* [Your objective] All entries below are to be set down again exactly as given.

* [Exercise data]

------------------------------------

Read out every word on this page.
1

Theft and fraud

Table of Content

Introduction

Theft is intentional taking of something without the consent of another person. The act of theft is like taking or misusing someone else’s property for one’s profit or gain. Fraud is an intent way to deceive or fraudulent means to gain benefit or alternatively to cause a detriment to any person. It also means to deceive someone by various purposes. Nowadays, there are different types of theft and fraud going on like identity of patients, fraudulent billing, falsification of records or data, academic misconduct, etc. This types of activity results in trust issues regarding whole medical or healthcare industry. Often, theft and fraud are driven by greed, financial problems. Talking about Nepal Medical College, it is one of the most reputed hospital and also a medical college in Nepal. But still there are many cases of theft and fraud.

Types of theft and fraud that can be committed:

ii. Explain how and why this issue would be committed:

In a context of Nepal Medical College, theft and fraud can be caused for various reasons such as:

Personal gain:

------------------------------------

* [Answer box]
Read out every word on this page.
1

Theft and fraud

Table of Content

Introduction

Theft is intentional taking of something without the consent of another person. The act of theft is like taking or misusing someone else’s property for one’s profit or gain. Fraud is an intent way to deceive or fraudulent means to gain benefit or alternatively to cause a detriment to any person. It also means to deceive someone by various purposes. Nowadays, there are different types of theft and fraud going on like identity of patients, fraudulent billing, falsification of records or data, academic misconduct, etc. This types of activity results in trust issues regarding whole medical or healthcare industry. Often, theft and fraud are driven by greed, financial problems. Talking about Nepal Medical College, it is one of the most reputed hospital and also a medical college in Nepal. But still there are many cases of theft and fraud.

Types of theft and fraud that can be committed:

ii. Explain how and why this issue would be committed:

In a context of Nepal Medical College, theft and fraud can be caused for various reasons such as:

Personal gain:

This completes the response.